- [What is expected] Omit images. Retype all entries verbatim.

- [Supplied material]
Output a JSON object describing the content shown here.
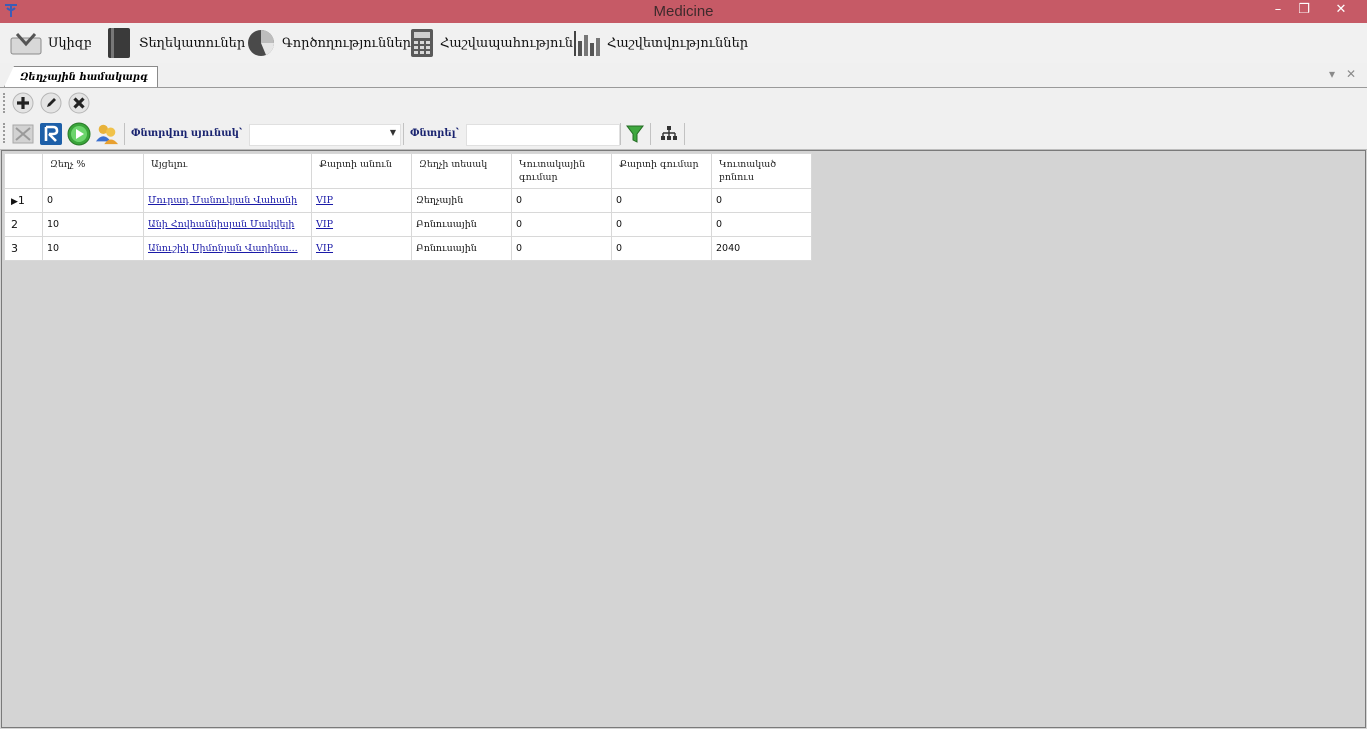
{
  "window": {
    "title": "Medicine",
    "controls": {
      "minimize": "–",
      "restore": "❐",
      "close": "✕"
    }
  },
  "menu": [
    {
      "label": "Սկիզբ",
      "icon": "start-icon"
    },
    {
      "label": "Տեղեկատուներ",
      "icon": "book-icon"
    },
    {
      "label": "Գործողություններ",
      "icon": "pie-chart-icon"
    },
    {
      "label": "Հաշվապահություն",
      "icon": "calculator-icon"
    },
    {
      "label": "Հաշվետվություններ",
      "icon": "bar-chart-icon"
    }
  ],
  "tab": {
    "label": "Զեղչային համակարգ"
  },
  "toolbar": {
    "search_column_label": "Փնտրվող սյունակ՝",
    "search_column_value": "",
    "search_label": "Փնտրել՝",
    "search_value": ""
  },
  "table": {
    "headers": [
      "Զեղչ %",
      "Այցելու",
      "Քարտի անուն",
      "Զեղչի տեսակ",
      "Կուտակային գումար",
      "Քարտի գումար",
      "Կուտակած բոնուս"
    ],
    "rows": [
      {
        "num": "1",
        "discount": "0",
        "visitor": "Մուրադ Մանուկյան Վահանի",
        "card_name": "VIP",
        "type": "Զեղչային",
        "accum_sum": "0",
        "card_sum": "0",
        "bonus": "0"
      },
      {
        "num": "2",
        "discount": "10",
        "visitor": "Անի Հովհաննիսյան Մակվելի",
        "card_name": "VIP",
        "type": "Բոնուսային",
        "accum_sum": "0",
        "card_sum": "0",
        "bonus": "0"
      },
      {
        "num": "3",
        "discount": "10",
        "visitor": "Անուշիկ Սիմոնյան Վաղինա...",
        "card_name": "VIP",
        "type": "Բոնուսային",
        "accum_sum": "0",
        "card_sum": "0",
        "bonus": "2040"
      }
    ]
  },
  "colors": {
    "titlebar": "#c65a66",
    "link": "#1a1aa8",
    "accent_label": "#1a2470"
  }
}
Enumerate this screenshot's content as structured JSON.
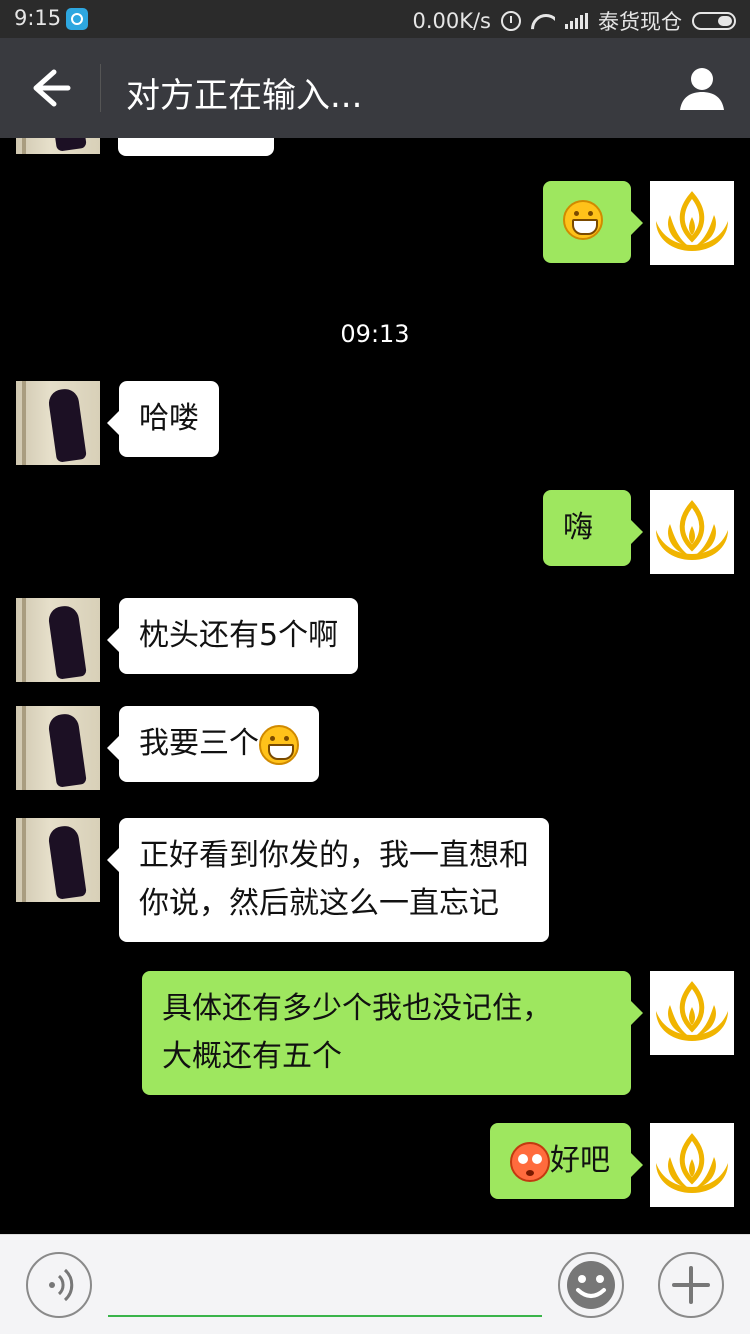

- [Written response]
Output a JSON object describing the content shown here.
{
  "window": {
    "title": "Medicine",
    "controls": {
      "minimize": "–",
      "restore": "❐",
      "close": "✕"
    }
  },
  "menu": [
    {
      "label": "Սկիզբ",
      "icon": "start-icon"
    },
    {
      "label": "Տեղեկատուներ",
      "icon": "book-icon"
    },
    {
      "label": "Գործողություններ",
      "icon": "pie-chart-icon"
    },
    {
      "label": "Հաշվապահություն",
      "icon": "calculator-icon"
    },
    {
      "label": "Հաշվետվություններ",
      "icon": "bar-chart-icon"
    }
  ],
  "tab": {
    "label": "Զեղչային համակարգ"
  },
  "toolbar": {
    "search_column_label": "Փնտրվող սյունակ՝",
    "search_column_value": "",
    "search_label": "Փնտրել՝",
    "search_value": ""
  },
  "table": {
    "headers": [
      "Զեղչ %",
      "Այցելու",
      "Քարտի անուն",
      "Զեղչի տեսակ",
      "Կուտակային գումար",
      "Քարտի գումար",
      "Կուտակած բոնուս"
    ],
    "rows": [
      {
        "num": "1",
        "discount": "0",
        "visitor": "Մուրադ Մանուկյան Վահանի",
        "card_name": "VIP",
        "type": "Զեղչային",
        "accum_sum": "0",
        "card_sum": "0",
        "bonus": "0"
      },
      {
        "num": "2",
        "discount": "10",
        "visitor": "Անի Հովհաննիսյան Մակվելի",
        "card_name": "VIP",
        "type": "Բոնուսային",
        "accum_sum": "0",
        "card_sum": "0",
        "bonus": "0"
      },
      {
        "num": "3",
        "discount": "10",
        "visitor": "Անուշիկ Սիմոնյան Վաղինա...",
        "card_name": "VIP",
        "type": "Բոնուսային",
        "accum_sum": "0",
        "card_sum": "0",
        "bonus": "2040"
      }
    ]
  },
  "colors": {
    "titlebar": "#c65a66",
    "link": "#1a1aa8",
    "accent_label": "#1a2470"
  }
}
Enumerate this screenshot's content as structured JSON.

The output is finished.